== WORK REQUIRED ==
Check each line of the data below for the string "page", then state how many have it and nothing else.
# # # #
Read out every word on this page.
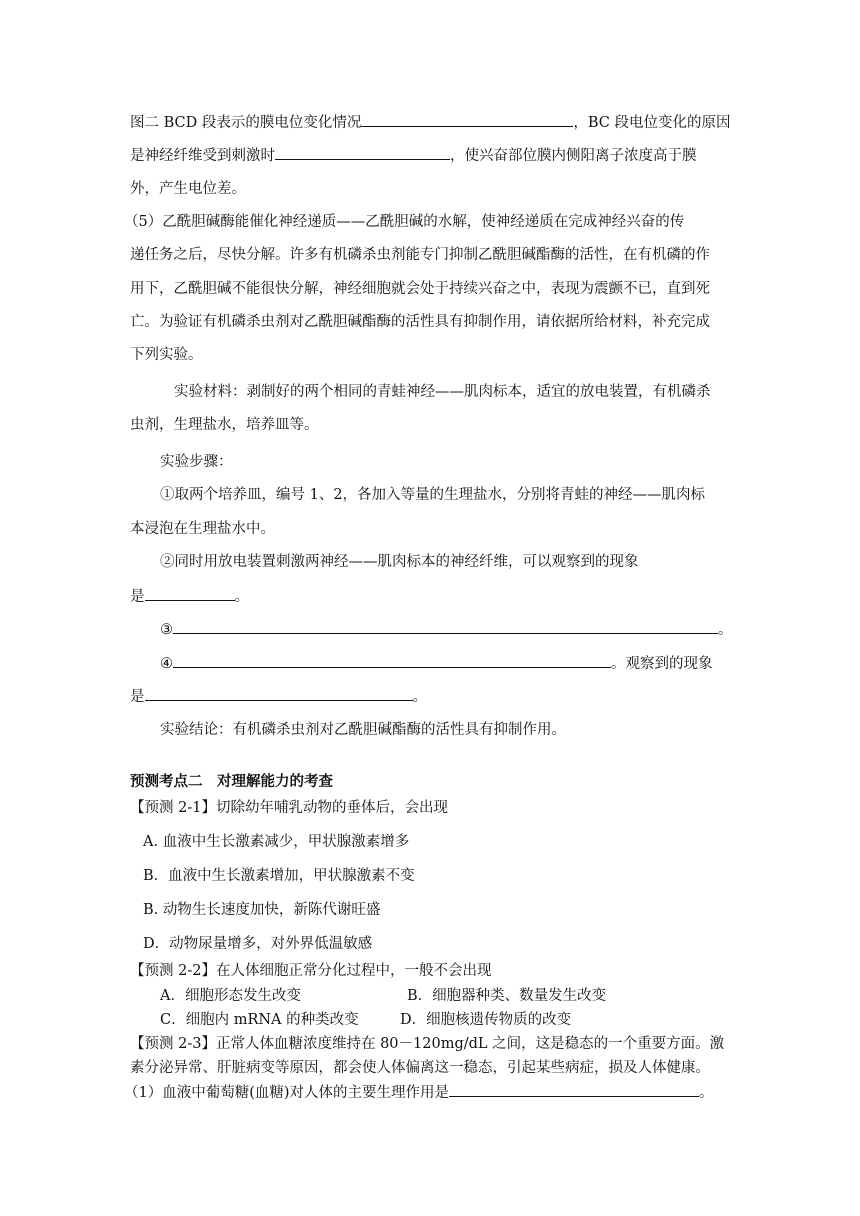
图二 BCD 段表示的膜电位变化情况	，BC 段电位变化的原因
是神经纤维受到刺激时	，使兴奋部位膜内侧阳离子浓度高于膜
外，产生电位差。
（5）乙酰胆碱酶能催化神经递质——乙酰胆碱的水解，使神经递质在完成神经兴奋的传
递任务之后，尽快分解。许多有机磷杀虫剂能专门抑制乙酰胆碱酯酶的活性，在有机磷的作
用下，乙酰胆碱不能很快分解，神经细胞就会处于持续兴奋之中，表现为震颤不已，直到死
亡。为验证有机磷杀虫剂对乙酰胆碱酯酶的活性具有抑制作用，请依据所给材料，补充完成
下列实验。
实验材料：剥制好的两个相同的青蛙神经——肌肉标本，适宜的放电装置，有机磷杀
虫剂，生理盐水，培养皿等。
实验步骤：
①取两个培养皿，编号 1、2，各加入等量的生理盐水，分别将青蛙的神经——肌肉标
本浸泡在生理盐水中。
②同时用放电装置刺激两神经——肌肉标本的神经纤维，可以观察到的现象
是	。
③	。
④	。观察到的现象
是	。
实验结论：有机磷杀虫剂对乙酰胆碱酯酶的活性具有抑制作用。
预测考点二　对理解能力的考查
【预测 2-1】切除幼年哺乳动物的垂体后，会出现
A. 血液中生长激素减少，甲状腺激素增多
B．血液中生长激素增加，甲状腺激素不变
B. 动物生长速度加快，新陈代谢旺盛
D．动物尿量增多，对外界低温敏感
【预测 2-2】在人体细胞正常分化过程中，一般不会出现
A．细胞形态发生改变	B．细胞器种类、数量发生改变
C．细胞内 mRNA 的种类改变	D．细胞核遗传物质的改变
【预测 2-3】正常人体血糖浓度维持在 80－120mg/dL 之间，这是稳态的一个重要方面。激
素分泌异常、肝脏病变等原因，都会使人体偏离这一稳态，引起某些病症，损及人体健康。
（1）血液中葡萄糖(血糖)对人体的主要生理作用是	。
# # # #
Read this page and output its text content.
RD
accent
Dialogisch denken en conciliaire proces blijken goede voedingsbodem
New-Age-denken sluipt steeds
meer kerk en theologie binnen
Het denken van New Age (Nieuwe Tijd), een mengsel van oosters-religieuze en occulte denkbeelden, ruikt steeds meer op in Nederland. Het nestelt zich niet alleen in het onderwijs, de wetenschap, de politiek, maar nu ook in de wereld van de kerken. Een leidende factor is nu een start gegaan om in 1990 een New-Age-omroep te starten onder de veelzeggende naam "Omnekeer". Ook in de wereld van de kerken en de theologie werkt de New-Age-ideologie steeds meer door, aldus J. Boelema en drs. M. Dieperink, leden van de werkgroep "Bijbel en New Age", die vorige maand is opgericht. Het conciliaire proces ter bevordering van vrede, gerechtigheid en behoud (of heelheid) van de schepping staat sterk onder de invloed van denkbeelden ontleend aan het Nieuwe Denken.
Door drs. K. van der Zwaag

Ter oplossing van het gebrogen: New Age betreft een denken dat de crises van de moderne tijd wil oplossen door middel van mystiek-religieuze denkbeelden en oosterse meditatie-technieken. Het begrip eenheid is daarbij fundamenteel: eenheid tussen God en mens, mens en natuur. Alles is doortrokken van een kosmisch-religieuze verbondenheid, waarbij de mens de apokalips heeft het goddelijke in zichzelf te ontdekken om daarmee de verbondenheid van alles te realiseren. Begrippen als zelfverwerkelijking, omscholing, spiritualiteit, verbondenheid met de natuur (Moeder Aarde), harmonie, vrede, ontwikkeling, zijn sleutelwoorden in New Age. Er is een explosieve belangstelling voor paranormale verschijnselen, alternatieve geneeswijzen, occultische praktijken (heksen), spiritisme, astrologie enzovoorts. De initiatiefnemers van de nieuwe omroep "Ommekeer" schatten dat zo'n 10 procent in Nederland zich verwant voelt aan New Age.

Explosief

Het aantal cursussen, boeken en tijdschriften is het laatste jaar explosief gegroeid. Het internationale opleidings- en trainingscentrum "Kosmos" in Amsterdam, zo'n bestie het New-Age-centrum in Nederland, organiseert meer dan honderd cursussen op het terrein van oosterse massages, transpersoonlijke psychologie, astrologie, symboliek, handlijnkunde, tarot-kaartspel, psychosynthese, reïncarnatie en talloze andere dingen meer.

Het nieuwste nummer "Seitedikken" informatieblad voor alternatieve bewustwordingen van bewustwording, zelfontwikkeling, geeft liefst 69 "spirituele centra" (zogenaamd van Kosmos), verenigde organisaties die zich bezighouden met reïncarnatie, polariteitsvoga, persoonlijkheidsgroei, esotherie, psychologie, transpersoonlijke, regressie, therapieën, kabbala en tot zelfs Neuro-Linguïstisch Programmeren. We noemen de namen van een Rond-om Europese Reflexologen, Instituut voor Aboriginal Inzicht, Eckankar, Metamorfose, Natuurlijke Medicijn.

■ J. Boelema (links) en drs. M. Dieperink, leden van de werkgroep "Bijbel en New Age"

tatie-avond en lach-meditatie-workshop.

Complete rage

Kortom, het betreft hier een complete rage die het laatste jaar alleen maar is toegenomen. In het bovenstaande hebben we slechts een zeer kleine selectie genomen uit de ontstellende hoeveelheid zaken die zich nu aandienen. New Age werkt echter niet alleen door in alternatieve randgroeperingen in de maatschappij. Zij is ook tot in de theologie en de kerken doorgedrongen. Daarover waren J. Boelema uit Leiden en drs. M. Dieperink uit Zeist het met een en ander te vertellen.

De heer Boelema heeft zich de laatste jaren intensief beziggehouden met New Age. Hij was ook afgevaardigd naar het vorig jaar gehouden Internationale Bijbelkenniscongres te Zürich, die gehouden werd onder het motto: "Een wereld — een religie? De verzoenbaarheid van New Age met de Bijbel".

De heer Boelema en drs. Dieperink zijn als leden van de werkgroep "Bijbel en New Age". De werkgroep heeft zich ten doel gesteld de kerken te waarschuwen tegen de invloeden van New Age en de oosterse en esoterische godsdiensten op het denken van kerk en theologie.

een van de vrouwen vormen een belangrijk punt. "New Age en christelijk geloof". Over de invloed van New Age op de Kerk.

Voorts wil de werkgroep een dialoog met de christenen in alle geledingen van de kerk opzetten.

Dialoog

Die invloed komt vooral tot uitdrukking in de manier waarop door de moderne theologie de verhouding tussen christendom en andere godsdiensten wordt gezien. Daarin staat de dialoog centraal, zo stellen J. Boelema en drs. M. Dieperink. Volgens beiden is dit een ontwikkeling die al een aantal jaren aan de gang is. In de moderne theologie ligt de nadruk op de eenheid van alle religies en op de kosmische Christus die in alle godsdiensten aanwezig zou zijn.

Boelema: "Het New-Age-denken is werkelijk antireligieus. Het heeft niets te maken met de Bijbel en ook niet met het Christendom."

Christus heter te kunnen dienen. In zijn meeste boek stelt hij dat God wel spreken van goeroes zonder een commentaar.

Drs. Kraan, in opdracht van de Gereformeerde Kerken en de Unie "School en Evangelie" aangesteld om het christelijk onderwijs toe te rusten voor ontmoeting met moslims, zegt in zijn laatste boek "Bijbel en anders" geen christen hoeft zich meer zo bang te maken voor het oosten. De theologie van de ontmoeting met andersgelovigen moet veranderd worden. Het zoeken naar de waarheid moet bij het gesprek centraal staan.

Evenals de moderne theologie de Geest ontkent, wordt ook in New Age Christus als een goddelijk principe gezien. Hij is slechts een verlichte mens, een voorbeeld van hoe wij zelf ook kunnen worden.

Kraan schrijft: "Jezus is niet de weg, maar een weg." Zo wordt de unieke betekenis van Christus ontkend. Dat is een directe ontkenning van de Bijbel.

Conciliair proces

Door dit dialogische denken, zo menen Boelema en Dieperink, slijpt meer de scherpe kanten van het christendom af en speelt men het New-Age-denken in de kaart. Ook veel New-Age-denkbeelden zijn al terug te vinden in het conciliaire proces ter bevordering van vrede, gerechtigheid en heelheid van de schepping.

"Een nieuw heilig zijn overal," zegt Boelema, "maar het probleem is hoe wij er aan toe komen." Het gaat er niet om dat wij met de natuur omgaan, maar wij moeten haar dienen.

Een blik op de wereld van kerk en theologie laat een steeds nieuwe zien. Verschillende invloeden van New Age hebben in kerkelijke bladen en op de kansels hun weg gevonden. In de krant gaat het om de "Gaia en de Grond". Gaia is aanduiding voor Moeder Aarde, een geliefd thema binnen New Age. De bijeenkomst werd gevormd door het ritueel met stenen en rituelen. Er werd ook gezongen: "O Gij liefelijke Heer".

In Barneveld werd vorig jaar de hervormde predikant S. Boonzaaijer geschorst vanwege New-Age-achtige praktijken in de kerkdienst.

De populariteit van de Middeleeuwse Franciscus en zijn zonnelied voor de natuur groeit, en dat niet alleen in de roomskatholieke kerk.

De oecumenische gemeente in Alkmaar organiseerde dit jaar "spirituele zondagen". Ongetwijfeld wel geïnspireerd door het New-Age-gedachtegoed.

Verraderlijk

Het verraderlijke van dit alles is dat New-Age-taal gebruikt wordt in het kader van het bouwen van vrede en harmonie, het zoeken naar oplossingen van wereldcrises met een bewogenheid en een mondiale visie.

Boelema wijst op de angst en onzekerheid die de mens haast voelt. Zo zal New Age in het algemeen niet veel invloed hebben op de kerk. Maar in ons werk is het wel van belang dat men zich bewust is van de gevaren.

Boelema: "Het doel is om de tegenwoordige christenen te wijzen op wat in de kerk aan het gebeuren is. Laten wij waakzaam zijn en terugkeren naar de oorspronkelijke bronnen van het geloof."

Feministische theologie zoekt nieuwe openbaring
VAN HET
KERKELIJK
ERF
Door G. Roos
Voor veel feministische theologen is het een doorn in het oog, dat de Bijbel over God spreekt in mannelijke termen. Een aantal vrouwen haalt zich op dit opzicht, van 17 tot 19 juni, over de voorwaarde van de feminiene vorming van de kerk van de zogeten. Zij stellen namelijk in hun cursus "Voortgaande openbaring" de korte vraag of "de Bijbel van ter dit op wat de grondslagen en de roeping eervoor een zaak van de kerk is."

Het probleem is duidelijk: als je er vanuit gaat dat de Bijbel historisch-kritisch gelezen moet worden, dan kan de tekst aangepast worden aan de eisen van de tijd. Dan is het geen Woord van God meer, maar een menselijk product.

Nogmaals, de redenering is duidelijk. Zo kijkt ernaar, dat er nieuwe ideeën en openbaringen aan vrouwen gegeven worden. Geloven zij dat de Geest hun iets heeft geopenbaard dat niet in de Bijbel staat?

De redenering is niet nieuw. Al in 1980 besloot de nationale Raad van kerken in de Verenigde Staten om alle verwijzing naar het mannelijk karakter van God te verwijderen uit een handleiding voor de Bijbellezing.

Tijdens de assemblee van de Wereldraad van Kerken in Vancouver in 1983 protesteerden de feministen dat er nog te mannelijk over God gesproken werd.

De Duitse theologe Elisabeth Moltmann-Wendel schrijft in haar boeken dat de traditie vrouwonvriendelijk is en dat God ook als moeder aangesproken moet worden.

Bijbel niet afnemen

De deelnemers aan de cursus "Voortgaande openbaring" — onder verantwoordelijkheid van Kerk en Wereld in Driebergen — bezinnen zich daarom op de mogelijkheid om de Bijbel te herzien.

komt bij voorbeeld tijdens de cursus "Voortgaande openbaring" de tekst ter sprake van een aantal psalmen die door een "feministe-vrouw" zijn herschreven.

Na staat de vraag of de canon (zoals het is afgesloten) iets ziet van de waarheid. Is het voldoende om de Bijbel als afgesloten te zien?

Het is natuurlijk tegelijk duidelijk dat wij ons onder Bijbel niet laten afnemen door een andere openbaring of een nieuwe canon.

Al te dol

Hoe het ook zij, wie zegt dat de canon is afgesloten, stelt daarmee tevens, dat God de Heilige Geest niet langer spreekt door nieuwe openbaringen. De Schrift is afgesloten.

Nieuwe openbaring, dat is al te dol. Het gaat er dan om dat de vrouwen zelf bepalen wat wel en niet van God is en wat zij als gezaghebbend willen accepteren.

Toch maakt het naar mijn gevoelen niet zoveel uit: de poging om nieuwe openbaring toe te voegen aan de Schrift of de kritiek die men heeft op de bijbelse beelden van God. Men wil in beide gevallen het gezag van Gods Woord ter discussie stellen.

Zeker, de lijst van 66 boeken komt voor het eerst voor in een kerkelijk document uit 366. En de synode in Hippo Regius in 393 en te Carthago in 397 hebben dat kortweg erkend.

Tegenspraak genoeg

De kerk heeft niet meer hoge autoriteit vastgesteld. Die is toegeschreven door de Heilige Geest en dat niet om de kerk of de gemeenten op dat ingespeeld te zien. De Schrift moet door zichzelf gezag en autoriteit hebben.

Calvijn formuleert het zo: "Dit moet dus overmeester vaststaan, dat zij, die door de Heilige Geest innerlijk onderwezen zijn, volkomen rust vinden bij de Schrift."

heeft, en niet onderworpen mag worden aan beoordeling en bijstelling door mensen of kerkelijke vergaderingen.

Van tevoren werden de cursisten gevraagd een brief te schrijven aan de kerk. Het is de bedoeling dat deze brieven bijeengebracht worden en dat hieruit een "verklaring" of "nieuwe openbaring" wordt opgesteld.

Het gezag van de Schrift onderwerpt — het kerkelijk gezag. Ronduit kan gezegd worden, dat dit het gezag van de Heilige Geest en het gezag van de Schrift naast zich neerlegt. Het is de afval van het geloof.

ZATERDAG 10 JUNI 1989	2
# # # #
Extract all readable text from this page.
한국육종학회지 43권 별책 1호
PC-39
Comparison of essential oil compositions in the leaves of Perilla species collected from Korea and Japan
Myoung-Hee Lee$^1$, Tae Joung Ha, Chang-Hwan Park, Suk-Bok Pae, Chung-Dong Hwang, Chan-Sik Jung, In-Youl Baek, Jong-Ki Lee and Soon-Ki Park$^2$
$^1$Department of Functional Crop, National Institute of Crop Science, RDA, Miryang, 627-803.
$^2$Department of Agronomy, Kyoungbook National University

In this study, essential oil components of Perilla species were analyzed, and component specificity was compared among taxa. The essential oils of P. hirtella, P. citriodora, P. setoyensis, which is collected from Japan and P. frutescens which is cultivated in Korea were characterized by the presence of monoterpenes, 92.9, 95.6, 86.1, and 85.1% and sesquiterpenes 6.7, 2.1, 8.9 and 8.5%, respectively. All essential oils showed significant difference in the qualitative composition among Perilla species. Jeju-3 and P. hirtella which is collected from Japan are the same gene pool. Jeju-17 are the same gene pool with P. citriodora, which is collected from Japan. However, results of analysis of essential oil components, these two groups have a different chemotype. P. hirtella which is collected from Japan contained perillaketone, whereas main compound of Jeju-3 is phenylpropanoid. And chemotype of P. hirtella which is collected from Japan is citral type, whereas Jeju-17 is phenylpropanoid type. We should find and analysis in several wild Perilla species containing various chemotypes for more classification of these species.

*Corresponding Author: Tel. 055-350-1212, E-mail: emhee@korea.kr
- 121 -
# # # #
== ANSWER BELOW ==
3